>> start Reading text

I'm doing a project about Logic Gates. Using a HCT00 IC, a Quad 2-input NAND, and a photoresistor,
I tried to do what the article here said, but instead using the pins for my IC. Unfortunetly, the LED was always on, no matter the photoresistor. Is the IC fried, or is a photoresistor just not compatible?
P.S, photoresitor is here: http://www.digikey.com/product-detail/en/PDV-P9005-1/PDV-P9005-1-ND/480622
and I didn't use the resistors, because the photoresistor I had had way more resistance than the one it said to use.
You can not use the 74HTC00 instead of a CD4011.
The problem lies within the 2 different chips input circuits.
The basic idea of this circuit is exactly using the CD4011 as an analog op-amp.
It can do so, although somewhat poorly.
The HCT00 can not, it will require a true logic TTL level to shift its ouput.
Level_100:
P.S, photoresitor is here: PDV-P9005-1 Advanced Photonix | Sensors, Transducers | DigiKey
and I didn't use the resistors, because the photoresistor I had had way more resistance than the one it said to use.

>> end Reading text
>> start Given information

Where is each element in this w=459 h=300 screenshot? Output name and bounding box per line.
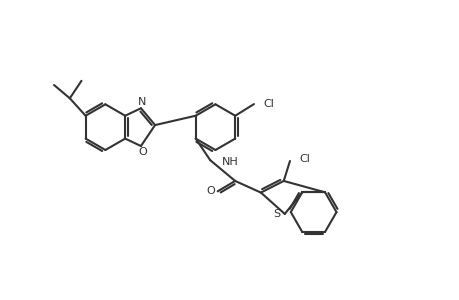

>> end Given information

Exercise task A: In the forum thread about the photoresistor and NAND gate circuit, which chip does the reply say the circuit is really using as an analog op-amp?
Exercise task B: Continue the forum thread about the photoresistor and NAND gate circuit from its last line.

Task result A: The CD4011.

Task result B:
And then you still expect the circuit to function ?
Anders53:
You can not use the 74HTC00 instead of a CD4011.
The problem lies within the 2 different chips input circuits.The basic idea of this circuit is exactly using the CD4011 as an analog op-amp.
It can do so, although somewhat poorly.The HCT00 can not, it will require a true logic TTL level to shift its ouput.
It will work, the threshold voltage will just be lower with the HCT family, its still
a CMOS input. Incidentally the circuit is flawed from the start by not using a
schmitt-trigger input gate such as 74HC14, so the output will have multiple
transitions as the input voltage varies.
MarkT:
It will work, the threshold voltage will just be lower with the HCT family, its still
a CMOS input. Incidentally the circuit is flawed from the start by not using a
schmitt-trigger input gate such as 74HC14, so the output will have multiple
transitions as the input voltage varies.
Remember that the CMos series have their tresholds at 1/3 and 2/3 of the supply voltage, giving it a "natural" hysteresis.
Therefore it wont flicker the LED.
Yes the HCT series would also work at different thresholds, which means the resistor must be re-calculated.
But given that each and every component is different from the original setup, and still expecting it to work, is very optimistic IMHO 
So the CD4011 will work TAYDA, right? It isn't CMOS or anything?
Almost any gate will work, including the one in your first post.
Do: measure the resistance of the LDR at the light level you want it to switch.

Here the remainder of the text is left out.